[RAW RECORDS]:
◇ ◇ ◇
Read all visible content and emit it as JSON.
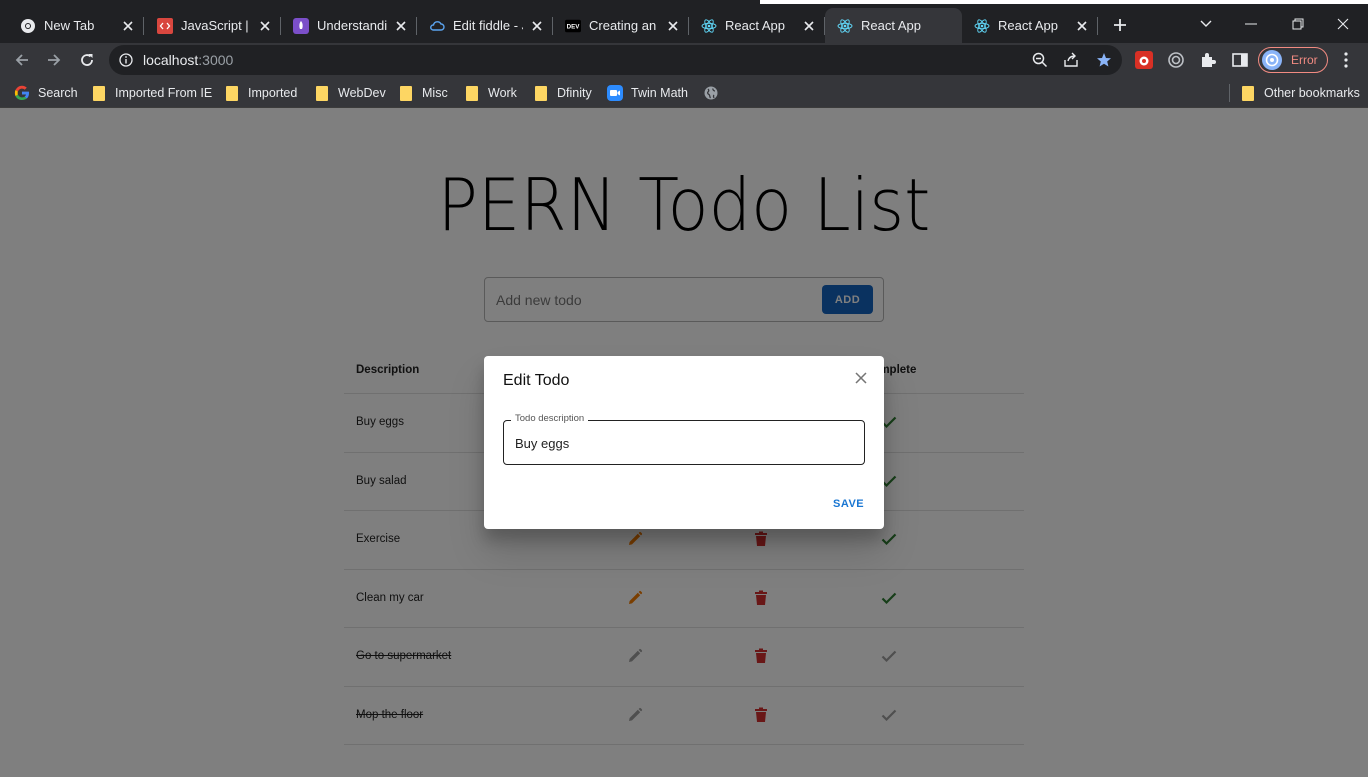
{
  "browser": {
    "tabs": [
      {
        "title": "New Tab",
        "icon": "chrome-icon",
        "active": false
      },
      {
        "title": "JavaScript | C",
        "icon": "code-icon",
        "active": false
      },
      {
        "title": "Understandin",
        "icon": "rocket-icon",
        "active": false
      },
      {
        "title": "Edit fiddle - JS",
        "icon": "cloud-icon",
        "active": false
      },
      {
        "title": "Creating an A",
        "icon": "dev-icon",
        "active": false
      },
      {
        "title": "React App",
        "icon": "react-icon",
        "active": false
      },
      {
        "title": "React App",
        "icon": "react-icon",
        "active": true
      },
      {
        "title": "React App",
        "icon": "react-icon",
        "active": false
      }
    ],
    "url_host": "localhost",
    "url_port": ":3000",
    "profile_label": "Error",
    "dev_badge": "DEV",
    "bookmarks": [
      {
        "label": "Search",
        "icon": "google-icon"
      },
      {
        "label": "Imported From IE",
        "icon": "folder-icon"
      },
      {
        "label": "Imported",
        "icon": "folder-icon"
      },
      {
        "label": "WebDev",
        "icon": "folder-icon"
      },
      {
        "label": "Misc",
        "icon": "folder-icon"
      },
      {
        "label": "Work",
        "icon": "folder-icon"
      },
      {
        "label": "Dfinity",
        "icon": "folder-icon"
      },
      {
        "label": "Twin Math",
        "icon": "zoom-icon"
      }
    ],
    "other_bookmarks": "Other bookmarks"
  },
  "app": {
    "title": "PERN Todo List",
    "input_placeholder": "Add new todo",
    "add_label": "ADD",
    "columns": {
      "description": "Description",
      "complete": "Complete"
    },
    "todos": [
      {
        "description": "Buy eggs",
        "completed": false
      },
      {
        "description": "Buy salad",
        "completed": false
      },
      {
        "description": "Exercise",
        "completed": false
      },
      {
        "description": "Clean my car",
        "completed": false
      },
      {
        "description": "Go to supermarket",
        "completed": true
      },
      {
        "description": "Mop the floor",
        "completed": true
      }
    ],
    "colors": {
      "primary": "#1976d2",
      "edit": "#f57c00",
      "delete": "#d32f2f",
      "complete": "#2e7d32",
      "disabled": "#9e9e9e"
    }
  },
  "dialog": {
    "title": "Edit Todo",
    "field_label": "Todo description",
    "field_value": "Buy eggs",
    "save_label": "SAVE"
  }
}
◇ ◇ ◇
The records above are to be reproduced exactly; the pictures are to be left out.

[OUTPUT FOR THIS TASK]:
Read all visible content and emit it as JSON.
{
  "browser": {
    "tabs": [
      {
        "title": "New Tab",
        "icon": "chrome-icon",
        "active": false
      },
      {
        "title": "JavaScript | C",
        "icon": "code-icon",
        "active": false
      },
      {
        "title": "Understandin",
        "icon": "rocket-icon",
        "active": false
      },
      {
        "title": "Edit fiddle - JS",
        "icon": "cloud-icon",
        "active": false
      },
      {
        "title": "Creating an A",
        "icon": "dev-icon",
        "active": false
      },
      {
        "title": "React App",
        "icon": "react-icon",
        "active": false
      },
      {
        "title": "React App",
        "icon": "react-icon",
        "active": true
      },
      {
        "title": "React App",
        "icon": "react-icon",
        "active": false
      }
    ],
    "url_host": "localhost",
    "url_port": ":3000",
    "profile_label": "Error",
    "dev_badge": "DEV",
    "bookmarks": [
      {
        "label": "Search",
        "icon": "google-icon"
      },
      {
        "label": "Imported From IE",
        "icon": "folder-icon"
      },
      {
        "label": "Imported",
        "icon": "folder-icon"
      },
      {
        "label": "WebDev",
        "icon": "folder-icon"
      },
      {
        "label": "Misc",
        "icon": "folder-icon"
      },
      {
        "label": "Work",
        "icon": "folder-icon"
      },
      {
        "label": "Dfinity",
        "icon": "folder-icon"
      },
      {
        "label": "Twin Math",
        "icon": "zoom-icon"
      }
    ],
    "other_bookmarks": "Other bookmarks"
  },
  "app": {
    "title": "PERN Todo List",
    "input_placeholder": "Add new todo",
    "add_label": "ADD",
    "columns": {
      "description": "Description",
      "complete": "Complete"
    },
    "todos": [
      {
        "description": "Buy eggs",
        "completed": false
      },
      {
        "description": "Buy salad",
        "completed": false
      },
      {
        "description": "Exercise",
        "completed": false
      },
      {
        "description": "Clean my car",
        "completed": false
      },
      {
        "description": "Go to supermarket",
        "completed": true
      },
      {
        "description": "Mop the floor",
        "completed": true
      }
    ],
    "colors": {
      "primary": "#1976d2",
      "edit": "#f57c00",
      "delete": "#d32f2f",
      "complete": "#2e7d32",
      "disabled": "#9e9e9e"
    }
  },
  "dialog": {
    "title": "Edit Todo",
    "field_label": "Todo description",
    "field_value": "Buy eggs",
    "save_label": "SAVE"
  }
}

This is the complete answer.